## TASK PROMPT
In the data below, find every line that has the string "highlighted", and copy it.

** Start of INFORMATION SHOWN **

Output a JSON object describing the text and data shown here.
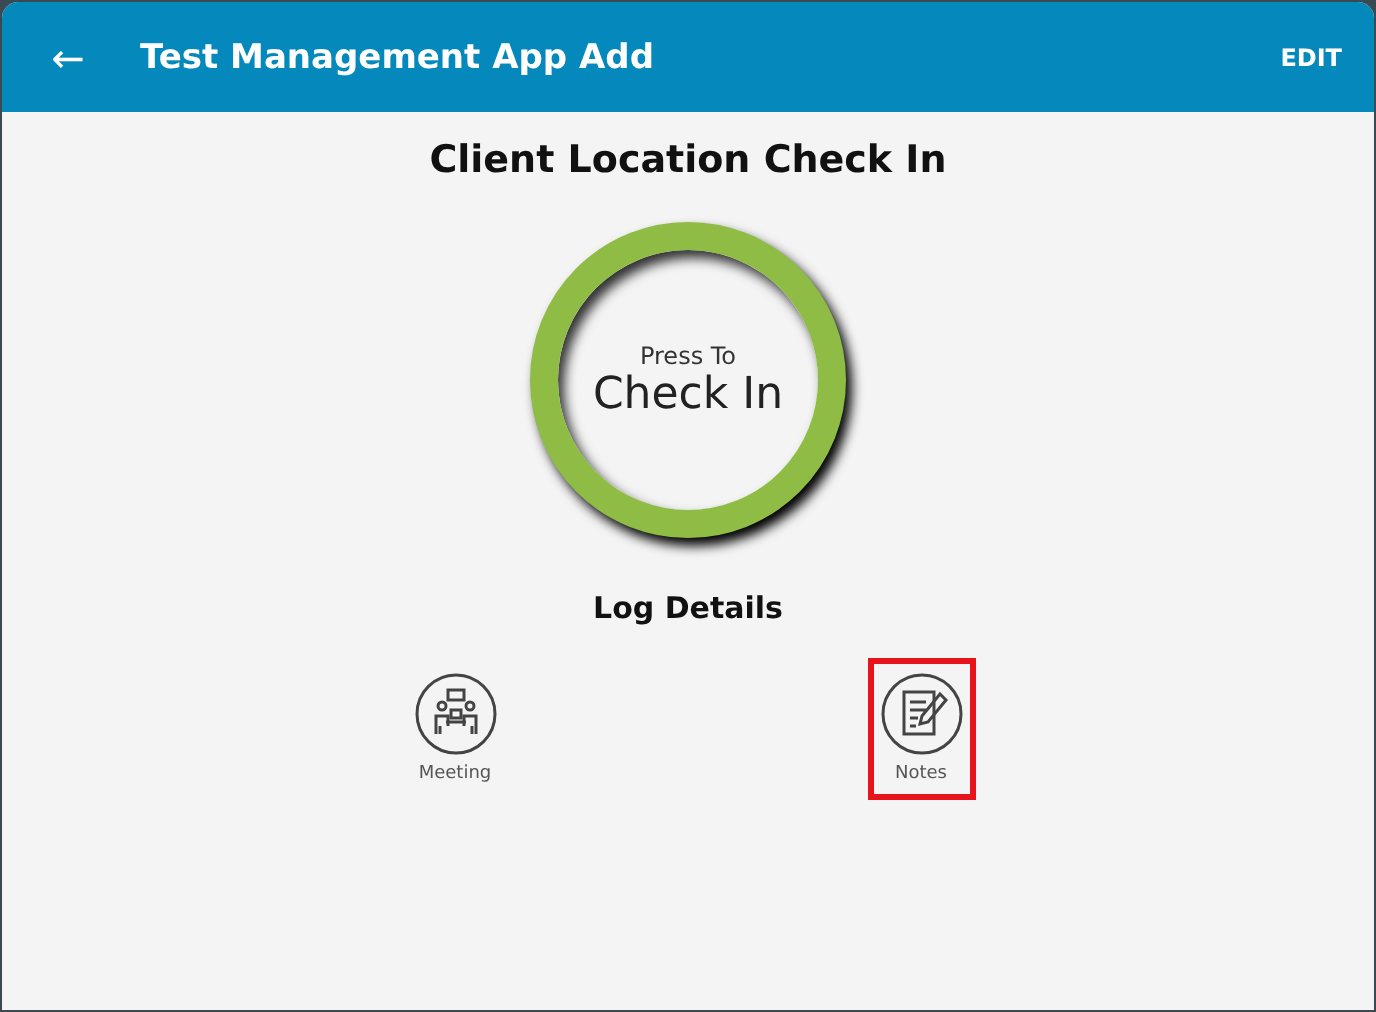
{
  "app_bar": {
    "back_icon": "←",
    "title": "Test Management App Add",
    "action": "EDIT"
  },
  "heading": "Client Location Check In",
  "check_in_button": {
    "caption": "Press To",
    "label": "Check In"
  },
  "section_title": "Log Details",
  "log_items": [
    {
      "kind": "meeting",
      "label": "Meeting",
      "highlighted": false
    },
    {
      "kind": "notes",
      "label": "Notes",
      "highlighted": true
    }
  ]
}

** End of INFORMATION SHOWN **

## RESULT OF THIS TASK
      "highlighted": false
      "highlighted": true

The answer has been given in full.